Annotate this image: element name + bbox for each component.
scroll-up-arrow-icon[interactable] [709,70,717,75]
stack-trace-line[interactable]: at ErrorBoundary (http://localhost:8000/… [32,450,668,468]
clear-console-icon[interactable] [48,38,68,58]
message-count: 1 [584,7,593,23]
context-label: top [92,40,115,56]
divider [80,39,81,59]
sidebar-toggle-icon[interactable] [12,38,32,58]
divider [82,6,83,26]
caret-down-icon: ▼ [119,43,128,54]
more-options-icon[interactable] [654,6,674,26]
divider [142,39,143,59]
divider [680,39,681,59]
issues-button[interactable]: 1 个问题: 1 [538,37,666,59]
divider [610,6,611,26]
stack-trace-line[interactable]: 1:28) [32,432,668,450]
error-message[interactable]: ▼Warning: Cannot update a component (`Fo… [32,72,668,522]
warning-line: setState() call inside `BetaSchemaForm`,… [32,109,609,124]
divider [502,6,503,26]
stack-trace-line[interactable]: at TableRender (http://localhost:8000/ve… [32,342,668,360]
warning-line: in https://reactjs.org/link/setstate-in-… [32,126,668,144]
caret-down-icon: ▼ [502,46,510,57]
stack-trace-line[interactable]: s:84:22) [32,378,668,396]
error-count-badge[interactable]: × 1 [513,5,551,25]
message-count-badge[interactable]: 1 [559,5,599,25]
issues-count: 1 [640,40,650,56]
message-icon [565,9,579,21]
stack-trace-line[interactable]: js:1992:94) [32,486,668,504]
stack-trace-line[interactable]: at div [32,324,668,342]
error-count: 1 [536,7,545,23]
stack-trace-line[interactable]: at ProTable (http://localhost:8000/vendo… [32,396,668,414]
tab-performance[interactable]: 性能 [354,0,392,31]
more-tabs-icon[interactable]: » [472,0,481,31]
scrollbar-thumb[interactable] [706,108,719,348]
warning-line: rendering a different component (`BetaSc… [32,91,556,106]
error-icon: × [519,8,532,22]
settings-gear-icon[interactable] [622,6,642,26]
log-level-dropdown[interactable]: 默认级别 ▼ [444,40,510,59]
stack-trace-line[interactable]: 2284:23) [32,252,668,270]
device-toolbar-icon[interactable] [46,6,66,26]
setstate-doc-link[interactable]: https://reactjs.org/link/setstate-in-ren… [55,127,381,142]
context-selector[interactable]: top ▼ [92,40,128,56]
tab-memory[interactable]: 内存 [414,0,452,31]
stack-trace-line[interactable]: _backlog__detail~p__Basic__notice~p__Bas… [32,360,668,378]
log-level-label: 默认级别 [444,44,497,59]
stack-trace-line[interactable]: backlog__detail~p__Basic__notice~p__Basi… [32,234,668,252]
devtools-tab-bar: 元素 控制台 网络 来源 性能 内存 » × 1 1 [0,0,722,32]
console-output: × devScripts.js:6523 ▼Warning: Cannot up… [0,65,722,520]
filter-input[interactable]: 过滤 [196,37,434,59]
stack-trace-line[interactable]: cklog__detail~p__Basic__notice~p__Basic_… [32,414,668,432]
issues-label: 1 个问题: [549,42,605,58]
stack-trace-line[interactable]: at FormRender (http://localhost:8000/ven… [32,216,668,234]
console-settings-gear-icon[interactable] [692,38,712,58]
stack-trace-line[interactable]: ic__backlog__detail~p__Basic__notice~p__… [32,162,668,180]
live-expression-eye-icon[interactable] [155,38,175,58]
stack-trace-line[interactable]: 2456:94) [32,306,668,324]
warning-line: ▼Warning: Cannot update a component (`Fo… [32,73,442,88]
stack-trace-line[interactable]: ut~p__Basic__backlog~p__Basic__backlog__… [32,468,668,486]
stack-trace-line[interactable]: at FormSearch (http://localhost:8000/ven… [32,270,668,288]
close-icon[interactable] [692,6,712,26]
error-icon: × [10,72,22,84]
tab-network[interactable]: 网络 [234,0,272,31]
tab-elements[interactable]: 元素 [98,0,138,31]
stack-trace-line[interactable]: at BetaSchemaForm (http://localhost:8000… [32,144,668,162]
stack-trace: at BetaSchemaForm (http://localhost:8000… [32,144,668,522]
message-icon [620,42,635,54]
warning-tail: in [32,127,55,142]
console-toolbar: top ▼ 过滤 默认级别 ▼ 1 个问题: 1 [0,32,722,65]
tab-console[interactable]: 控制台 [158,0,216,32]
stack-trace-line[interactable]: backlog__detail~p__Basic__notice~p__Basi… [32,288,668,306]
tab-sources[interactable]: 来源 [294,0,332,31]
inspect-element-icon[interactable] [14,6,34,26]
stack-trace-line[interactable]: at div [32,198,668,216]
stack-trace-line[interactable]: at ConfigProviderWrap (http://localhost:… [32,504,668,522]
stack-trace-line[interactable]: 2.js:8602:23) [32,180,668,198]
◆ ◆ ◆ ◆
Put every line of the entries above into a Markdown table with two columns, Row for a running number and Text for the line itself. Leave out blank lines.

| Row | Text |
|---|---|
| 1 | Annotate this image: element name + bbox for each component. |
| 2 | scroll-up-arrow-icon[interactable] [709,70,717,75] |
| 3 | stack-trace-line[interactable]: at ErrorBoundary (http://localhost:8000/… [32,450,668,468] |
| 4 | clear-console-icon[interactable] [48,38,68,58] |
| 5 | message-count: 1 [584,7,593,23] |
| 6 | context-label: top [92,40,115,56] |
| 7 | divider [80,39,81,59] |
| 8 | sidebar-toggle-icon[interactable] [12,38,32,58] |
| 9 | divider [82,6,83,26] |
| 10 | caret-down-icon: ▼ [119,43,128,54] |
| 11 | more-options-icon[interactable] [654,6,674,26] |
| 12 | divider [142,39,143,59] |
| 13 | divider [680,39,681,59] |
| 14 | issues-button[interactable]: 1 个问题: 1 [538,37,666,59] |
| 15 | divider [610,6,611,26] |
| 16 | stack-trace-line[interactable]: 1:28) [32,432,668,450] |
| 17 | error-message[interactable]: ▼Warning: Cannot update a component (`Fo… [32,72,668,522] |
| 18 | warning-line: setState() call inside `BetaSchemaForm`,… [32,109,609,124] |
| 19 | divider [502,6,503,26] |
| 20 | stack-trace-line[interactable]: at TableRender (http://localhost:8000/ve… [32,342,668,360] |
| 21 | warning-line: in https://reactjs.org/link/setstate-in-… [32,126,668,144] |
| 22 | caret-down-icon: ▼ [502,46,510,57] |
| 23 | stack-trace-line[interactable]: s:84:22) [32,378,668,396] |
| 24 | error-count-badge[interactable]: × 1 [513,5,551,25] |
| 25 | message-count-badge[interactable]: 1 [559,5,599,25] |
| 26 | issues-count: 1 [640,40,650,56] |
| 27 | message-icon [565,9,579,21] |
| 28 | stack-trace-line[interactable]: js:1992:94) [32,486,668,504] |
| 29 | stack-trace-line[interactable]: at div [32,324,668,342] |
| 30 | error-count: 1 [536,7,545,23] |
| 31 | stack-trace-line[interactable]: at ProTable (http://localhost:8000/vendo… [32,396,668,414] |
| 32 | tab-performance[interactable]: 性能 [354,0,392,31] |
| 33 | more-tabs-icon[interactable]: » [472,0,481,31] |
| 34 | scrollbar-thumb[interactable] [706,108,719,348] |
| 35 | warning-line: rendering a different component (`BetaSc… [32,91,556,106] |
| 36 | error-icon: × [519,8,532,22] |
| 37 | settings-gear-icon[interactable] [622,6,642,26] |
| 38 | log-level-dropdown[interactable]: 默认级别 ▼ [444,40,510,59] |
| 39 | stack-trace-line[interactable]: 2284:23) [32,252,668,270] |
| 40 | device-toolbar-icon[interactable] [46,6,66,26] |
| 41 | setstate-doc-link[interactable]: https://reactjs.org/link/setstate-in-ren… [55,127,381,142] |
| 42 | context-selector[interactable]: top ▼ [92,40,128,56] |
| 43 | tab-memory[interactable]: 内存 [414,0,452,31] |
| 44 | stack-trace-line[interactable]: _backlog__detail~p__Basic__notice~p__Bas… [32,360,668,378] |
| 45 | log-level-label: 默认级别 [444,44,497,59] |
| 46 | stack-trace-line[interactable]: backlog__detail~p__Basic__notice~p__Basi… [32,234,668,252] |
| 47 | devtools-tab-bar: 元素 控制台 网络 来源 性能 内存 » × 1 1 [0,0,722,32] |
| 48 | console-output: × devScripts.js:6523 ▼Warning: Cannot up… [0,65,722,520] |
| 49 | filter-input[interactable]: 过滤 [196,37,434,59] |
| 50 | stack-trace-line[interactable]: cklog__detail~p__Basic__notice~p__Basic_… [32,414,668,432] |
| 51 | issues-label: 1 个问题: [549,42,605,58] |
| 52 | stack-trace-line[interactable]: at FormRender (http://localhost:8000/ven… [32,216,668,234] |
| 53 | console-settings-gear-icon[interactable] [692,38,712,58] |
| 54 | stack-trace-line[interactable]: ic__backlog__detail~p__Basic__notice~p__… [32,162,668,180] |
| 55 | live-expression-eye-icon[interactable] [155,38,175,58] |
| 56 | stack-trace-line[interactable]: 2456:94) [32,306,668,324] |
| 57 | warning-line: ▼Warning: Cannot update a component (`Fo… [32,73,442,88] |
| 58 | stack-trace-line[interactable]: ut~p__Basic__backlog~p__Basic__backlog__… [32,468,668,486] |
| 59 | stack-trace-line[interactable]: at FormSearch (http://localhost:8000/ven… [32,270,668,288] |
| 60 | close-icon[interactable] [692,6,712,26] |
| 61 | error-icon: × [10,72,22,84] |
| 62 | tab-network[interactable]: 网络 [234,0,272,31] |
| 63 | tab-elements[interactable]: 元素 [98,0,138,31] |
| 64 | stack-trace-line[interactable]: at BetaSchemaForm (http://localhost:8000… [32,144,668,162] |
| 65 | stack-trace: at BetaSchemaForm (http://localhost:8000… [32,144,668,522] |
| 66 | message-icon [620,42,635,54] |
| 67 | warning-tail: in [32,127,55,142] |
| 68 | console-toolbar: top ▼ 过滤 默认级别 ▼ 1 个问题: 1 [0,32,722,65] |
| 69 | tab-console[interactable]: 控制台 [158,0,216,32] |
| 70 | stack-trace-line[interactable]: backlog__detail~p__Basic__notice~p__Basi… [32,288,668,306] |
| 71 | tab-sources[interactable]: 来源 [294,0,332,31] |
| 72 | inspect-element-icon[interactable] [14,6,34,26] |
| 73 | stack-trace-line[interactable]: at div [32,198,668,216] |
| 74 | stack-trace-line[interactable]: at ConfigProviderWrap (http://localhost:… [32,504,668,522] |
| 75 | stack-trace-line[interactable]: 2.js:8602:23) [32,180,668,198] |